Request:
Lay out every line of the rows below as a Markdown table with the columns "No." and "Line", numbering each line and skipping blank lines. Leave the pictures out of the table.

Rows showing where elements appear
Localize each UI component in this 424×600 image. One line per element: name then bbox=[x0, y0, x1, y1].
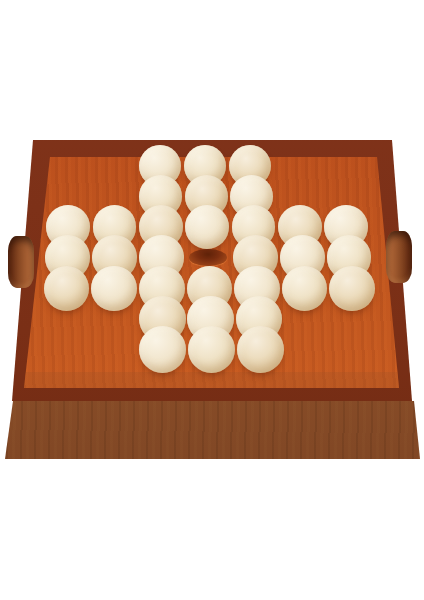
peg-ball[interactable] bbox=[91, 266, 137, 312]
peg-ball[interactable] bbox=[329, 266, 375, 312]
pieces-layer bbox=[0, 0, 424, 600]
peg-ball[interactable] bbox=[185, 205, 229, 249]
peg-ball[interactable] bbox=[188, 326, 235, 373]
product-photo-peg-solitaire bbox=[0, 0, 424, 600]
peg-ball[interactable] bbox=[44, 266, 90, 312]
empty-hole-d4[interactable] bbox=[189, 249, 227, 266]
peg-ball[interactable] bbox=[237, 326, 284, 373]
peg-ball[interactable] bbox=[282, 266, 328, 312]
peg-ball[interactable] bbox=[139, 326, 186, 373]
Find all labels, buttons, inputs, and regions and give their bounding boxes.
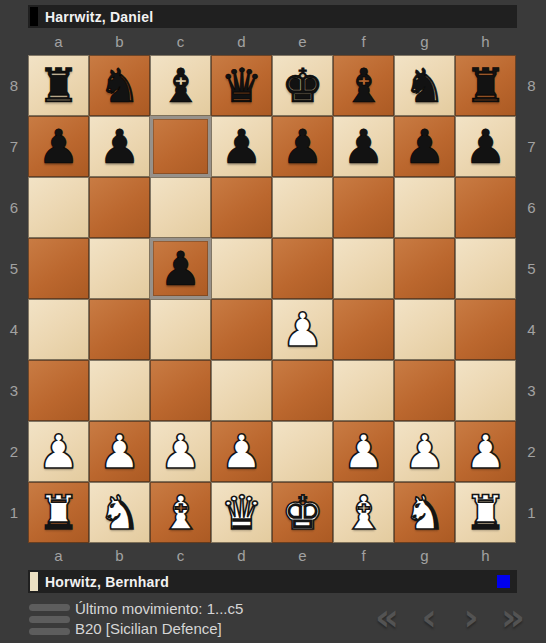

Solution to the exercise:
| No. | Line |
|---|---|
| 1 | Localize each UI component in this 424×600 image. One line per element: name then bbox=[x0, y0, x1, y1]. |
| 2 | peg-ball[interactable] bbox=[91, 266, 137, 312] |
| 3 | peg-ball[interactable] bbox=[329, 266, 375, 312] |
| 4 | pieces-layer bbox=[0, 0, 424, 600] |
| 5 | peg-ball[interactable] bbox=[185, 205, 229, 249] |
| 6 | peg-ball[interactable] bbox=[188, 326, 235, 373] |
| 7 | product-photo-peg-solitaire bbox=[0, 0, 424, 600] |
| 8 | peg-ball[interactable] bbox=[44, 266, 90, 312] |
| 9 | empty-hole-d4[interactable] bbox=[189, 249, 227, 266] |
| 10 | peg-ball[interactable] bbox=[237, 326, 284, 373] |
| 11 | peg-ball[interactable] bbox=[282, 266, 328, 312] |
| 12 | peg-ball[interactable] bbox=[139, 326, 186, 373] |
| 13 | Find all labels, buttons, inputs, and regions and give their bounding boxes. |